▶ **Your task**
Find the string "provider" in the records. Copy every line it appears in.

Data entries
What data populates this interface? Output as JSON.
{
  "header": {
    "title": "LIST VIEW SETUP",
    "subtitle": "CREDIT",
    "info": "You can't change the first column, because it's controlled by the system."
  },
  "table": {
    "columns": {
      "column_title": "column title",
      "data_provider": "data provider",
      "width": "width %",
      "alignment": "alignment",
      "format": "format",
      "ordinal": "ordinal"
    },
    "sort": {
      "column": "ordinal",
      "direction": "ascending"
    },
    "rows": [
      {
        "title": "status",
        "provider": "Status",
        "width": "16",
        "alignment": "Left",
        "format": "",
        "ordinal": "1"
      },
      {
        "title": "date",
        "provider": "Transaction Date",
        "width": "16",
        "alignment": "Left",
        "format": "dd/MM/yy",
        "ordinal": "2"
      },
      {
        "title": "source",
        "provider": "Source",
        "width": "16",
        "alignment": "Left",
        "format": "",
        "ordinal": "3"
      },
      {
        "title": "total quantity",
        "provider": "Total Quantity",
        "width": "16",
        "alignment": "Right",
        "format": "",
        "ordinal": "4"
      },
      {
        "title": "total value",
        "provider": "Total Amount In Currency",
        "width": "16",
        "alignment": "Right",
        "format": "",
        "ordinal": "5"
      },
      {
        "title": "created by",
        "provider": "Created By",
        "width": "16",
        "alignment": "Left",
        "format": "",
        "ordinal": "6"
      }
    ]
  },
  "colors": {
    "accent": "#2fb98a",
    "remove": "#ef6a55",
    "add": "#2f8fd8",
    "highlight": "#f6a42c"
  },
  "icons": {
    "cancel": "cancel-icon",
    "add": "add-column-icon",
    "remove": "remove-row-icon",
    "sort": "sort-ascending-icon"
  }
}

▶ **Task answer**
      "data_provider": "data provider",
        "provider": "Status",
        "provider": "Transaction Date",
        "provider": "Source",
        "provider": "Total Quantity",
        "provider": "Total Amount In Currency",
        "provider": "Created By",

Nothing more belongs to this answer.